* _Your instructions_:
From the entries below, pull out each line where "mchl" appears.

─── Task material ───

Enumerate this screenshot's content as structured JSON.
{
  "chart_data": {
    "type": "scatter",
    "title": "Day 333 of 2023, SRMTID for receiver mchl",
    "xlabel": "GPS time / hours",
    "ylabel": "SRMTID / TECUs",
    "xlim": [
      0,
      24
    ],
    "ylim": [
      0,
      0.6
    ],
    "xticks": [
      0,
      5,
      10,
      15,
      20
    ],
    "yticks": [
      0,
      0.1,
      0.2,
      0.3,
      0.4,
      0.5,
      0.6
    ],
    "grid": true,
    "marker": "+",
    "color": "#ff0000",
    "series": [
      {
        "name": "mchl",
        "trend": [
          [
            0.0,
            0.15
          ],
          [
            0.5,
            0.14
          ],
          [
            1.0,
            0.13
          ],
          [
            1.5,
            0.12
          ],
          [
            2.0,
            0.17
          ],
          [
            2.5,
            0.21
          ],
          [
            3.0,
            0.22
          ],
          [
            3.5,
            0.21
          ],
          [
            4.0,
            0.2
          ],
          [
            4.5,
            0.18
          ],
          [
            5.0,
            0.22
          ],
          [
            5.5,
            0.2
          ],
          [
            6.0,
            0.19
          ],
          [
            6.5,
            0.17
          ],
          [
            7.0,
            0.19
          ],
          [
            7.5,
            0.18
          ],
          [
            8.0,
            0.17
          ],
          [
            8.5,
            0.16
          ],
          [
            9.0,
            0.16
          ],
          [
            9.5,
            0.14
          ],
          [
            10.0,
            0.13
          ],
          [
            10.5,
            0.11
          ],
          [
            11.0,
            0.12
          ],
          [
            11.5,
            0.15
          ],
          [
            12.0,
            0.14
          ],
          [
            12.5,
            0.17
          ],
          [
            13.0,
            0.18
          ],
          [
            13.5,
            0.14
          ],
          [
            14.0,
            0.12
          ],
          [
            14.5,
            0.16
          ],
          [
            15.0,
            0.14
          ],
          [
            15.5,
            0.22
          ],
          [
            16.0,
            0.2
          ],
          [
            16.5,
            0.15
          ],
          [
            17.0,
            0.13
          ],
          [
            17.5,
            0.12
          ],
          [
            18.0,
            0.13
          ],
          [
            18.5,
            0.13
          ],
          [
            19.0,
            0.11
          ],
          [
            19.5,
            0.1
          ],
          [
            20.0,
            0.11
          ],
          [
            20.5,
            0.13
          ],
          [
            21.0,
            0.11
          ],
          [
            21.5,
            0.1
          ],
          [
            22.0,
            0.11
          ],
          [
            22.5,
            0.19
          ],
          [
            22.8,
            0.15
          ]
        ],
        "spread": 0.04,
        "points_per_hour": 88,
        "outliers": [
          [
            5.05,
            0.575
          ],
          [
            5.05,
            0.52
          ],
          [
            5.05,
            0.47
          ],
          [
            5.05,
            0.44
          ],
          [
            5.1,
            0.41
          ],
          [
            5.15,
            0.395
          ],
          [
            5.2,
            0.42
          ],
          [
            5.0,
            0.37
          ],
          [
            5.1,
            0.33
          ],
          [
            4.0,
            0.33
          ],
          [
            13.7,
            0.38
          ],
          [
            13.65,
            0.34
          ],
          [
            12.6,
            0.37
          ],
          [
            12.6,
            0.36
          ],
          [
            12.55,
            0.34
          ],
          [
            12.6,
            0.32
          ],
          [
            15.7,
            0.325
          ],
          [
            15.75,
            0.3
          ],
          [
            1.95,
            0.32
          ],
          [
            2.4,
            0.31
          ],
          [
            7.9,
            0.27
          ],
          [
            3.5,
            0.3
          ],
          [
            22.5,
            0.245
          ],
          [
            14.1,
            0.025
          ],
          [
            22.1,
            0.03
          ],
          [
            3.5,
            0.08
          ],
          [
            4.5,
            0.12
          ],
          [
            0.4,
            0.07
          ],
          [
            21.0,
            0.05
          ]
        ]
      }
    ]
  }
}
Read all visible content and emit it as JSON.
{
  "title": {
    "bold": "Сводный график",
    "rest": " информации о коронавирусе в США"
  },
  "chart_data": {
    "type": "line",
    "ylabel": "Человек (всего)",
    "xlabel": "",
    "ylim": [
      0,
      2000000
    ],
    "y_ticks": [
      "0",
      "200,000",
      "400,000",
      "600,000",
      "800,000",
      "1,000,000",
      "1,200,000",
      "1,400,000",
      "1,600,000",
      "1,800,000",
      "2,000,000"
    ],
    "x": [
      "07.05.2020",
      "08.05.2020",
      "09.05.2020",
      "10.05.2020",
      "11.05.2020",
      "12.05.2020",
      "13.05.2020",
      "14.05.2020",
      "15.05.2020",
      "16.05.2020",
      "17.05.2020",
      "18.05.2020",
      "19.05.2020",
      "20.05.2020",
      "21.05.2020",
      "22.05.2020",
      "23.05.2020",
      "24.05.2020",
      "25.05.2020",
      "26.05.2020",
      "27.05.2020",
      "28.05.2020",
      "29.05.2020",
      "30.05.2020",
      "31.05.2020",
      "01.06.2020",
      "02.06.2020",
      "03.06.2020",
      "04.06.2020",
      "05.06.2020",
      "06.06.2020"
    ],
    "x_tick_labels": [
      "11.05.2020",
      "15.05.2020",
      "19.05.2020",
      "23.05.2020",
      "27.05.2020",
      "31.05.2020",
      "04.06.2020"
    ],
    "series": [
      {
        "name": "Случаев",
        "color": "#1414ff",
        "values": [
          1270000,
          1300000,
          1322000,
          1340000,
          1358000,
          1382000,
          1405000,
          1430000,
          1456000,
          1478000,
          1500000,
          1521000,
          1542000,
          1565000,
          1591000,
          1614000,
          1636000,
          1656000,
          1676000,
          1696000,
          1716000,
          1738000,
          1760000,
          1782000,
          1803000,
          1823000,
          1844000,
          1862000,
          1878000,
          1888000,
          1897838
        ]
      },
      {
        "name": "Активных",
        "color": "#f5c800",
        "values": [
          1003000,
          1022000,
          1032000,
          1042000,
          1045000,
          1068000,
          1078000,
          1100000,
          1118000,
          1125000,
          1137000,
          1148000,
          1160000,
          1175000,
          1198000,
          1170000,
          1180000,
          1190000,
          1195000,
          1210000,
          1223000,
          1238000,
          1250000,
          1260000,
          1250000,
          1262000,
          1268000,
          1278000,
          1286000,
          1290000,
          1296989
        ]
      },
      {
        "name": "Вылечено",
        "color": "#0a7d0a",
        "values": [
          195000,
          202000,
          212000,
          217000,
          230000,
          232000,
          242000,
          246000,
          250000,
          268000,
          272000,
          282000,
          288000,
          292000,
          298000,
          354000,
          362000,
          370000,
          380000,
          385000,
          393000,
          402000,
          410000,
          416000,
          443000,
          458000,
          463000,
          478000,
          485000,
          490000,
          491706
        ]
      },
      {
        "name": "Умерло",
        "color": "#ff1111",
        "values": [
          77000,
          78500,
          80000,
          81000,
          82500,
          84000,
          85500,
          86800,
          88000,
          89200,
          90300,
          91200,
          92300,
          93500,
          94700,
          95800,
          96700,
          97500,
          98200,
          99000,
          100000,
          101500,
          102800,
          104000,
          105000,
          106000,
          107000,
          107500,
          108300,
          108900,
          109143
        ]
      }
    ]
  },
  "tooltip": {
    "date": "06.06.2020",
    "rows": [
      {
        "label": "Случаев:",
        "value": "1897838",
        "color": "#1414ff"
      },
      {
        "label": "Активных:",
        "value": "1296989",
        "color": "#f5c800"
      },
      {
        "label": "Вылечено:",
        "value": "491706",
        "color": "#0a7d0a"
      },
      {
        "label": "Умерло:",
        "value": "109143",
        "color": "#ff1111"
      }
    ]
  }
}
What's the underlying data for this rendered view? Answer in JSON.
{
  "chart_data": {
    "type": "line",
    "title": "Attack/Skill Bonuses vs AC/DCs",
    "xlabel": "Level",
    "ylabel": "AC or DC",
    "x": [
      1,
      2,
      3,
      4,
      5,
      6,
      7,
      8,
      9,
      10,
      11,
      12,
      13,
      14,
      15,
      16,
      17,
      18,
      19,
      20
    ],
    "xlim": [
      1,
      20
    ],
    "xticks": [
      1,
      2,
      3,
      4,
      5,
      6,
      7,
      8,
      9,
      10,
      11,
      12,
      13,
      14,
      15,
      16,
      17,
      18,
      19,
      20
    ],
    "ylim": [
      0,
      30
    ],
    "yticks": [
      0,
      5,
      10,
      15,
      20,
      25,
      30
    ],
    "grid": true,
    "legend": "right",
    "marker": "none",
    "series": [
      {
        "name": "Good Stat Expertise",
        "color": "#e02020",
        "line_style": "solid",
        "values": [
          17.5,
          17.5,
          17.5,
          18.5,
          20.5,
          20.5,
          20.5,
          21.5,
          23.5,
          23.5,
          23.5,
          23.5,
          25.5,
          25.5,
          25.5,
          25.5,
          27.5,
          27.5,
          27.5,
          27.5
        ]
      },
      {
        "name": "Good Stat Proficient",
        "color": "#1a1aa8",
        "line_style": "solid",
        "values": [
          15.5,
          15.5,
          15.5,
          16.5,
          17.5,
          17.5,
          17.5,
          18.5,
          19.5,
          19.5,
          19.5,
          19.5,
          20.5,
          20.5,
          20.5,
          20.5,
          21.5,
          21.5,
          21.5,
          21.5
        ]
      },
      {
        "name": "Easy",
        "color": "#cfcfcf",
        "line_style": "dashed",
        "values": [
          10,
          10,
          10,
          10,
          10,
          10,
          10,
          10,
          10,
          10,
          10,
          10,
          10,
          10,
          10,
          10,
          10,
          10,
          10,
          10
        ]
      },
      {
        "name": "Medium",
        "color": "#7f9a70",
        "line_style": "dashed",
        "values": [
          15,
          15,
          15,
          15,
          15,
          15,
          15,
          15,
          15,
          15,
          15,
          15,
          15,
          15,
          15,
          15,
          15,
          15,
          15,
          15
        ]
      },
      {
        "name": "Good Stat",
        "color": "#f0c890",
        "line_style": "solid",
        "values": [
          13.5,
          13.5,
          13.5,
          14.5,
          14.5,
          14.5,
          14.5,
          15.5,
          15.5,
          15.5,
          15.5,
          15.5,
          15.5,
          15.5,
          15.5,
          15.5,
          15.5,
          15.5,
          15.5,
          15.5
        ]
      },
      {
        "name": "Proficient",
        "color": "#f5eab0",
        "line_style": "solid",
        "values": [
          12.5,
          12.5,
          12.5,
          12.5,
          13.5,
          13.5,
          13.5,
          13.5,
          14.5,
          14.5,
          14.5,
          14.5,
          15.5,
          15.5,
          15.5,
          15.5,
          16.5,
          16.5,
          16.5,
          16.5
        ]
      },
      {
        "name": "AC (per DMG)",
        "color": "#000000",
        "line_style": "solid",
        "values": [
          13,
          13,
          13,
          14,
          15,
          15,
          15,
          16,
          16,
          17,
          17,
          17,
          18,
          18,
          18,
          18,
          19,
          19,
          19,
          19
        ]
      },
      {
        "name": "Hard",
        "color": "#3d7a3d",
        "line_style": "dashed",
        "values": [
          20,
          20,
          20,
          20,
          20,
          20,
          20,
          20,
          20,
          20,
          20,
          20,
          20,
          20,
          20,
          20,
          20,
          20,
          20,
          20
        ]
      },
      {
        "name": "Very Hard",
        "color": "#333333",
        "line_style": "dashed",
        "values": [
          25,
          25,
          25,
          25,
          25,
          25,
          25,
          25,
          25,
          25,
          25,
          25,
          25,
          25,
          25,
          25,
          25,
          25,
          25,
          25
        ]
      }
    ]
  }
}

───

* _Result of this task_:
    "title": "Day 333 of 2023, SRMTID for receiver mchl",
        "name": "mchl",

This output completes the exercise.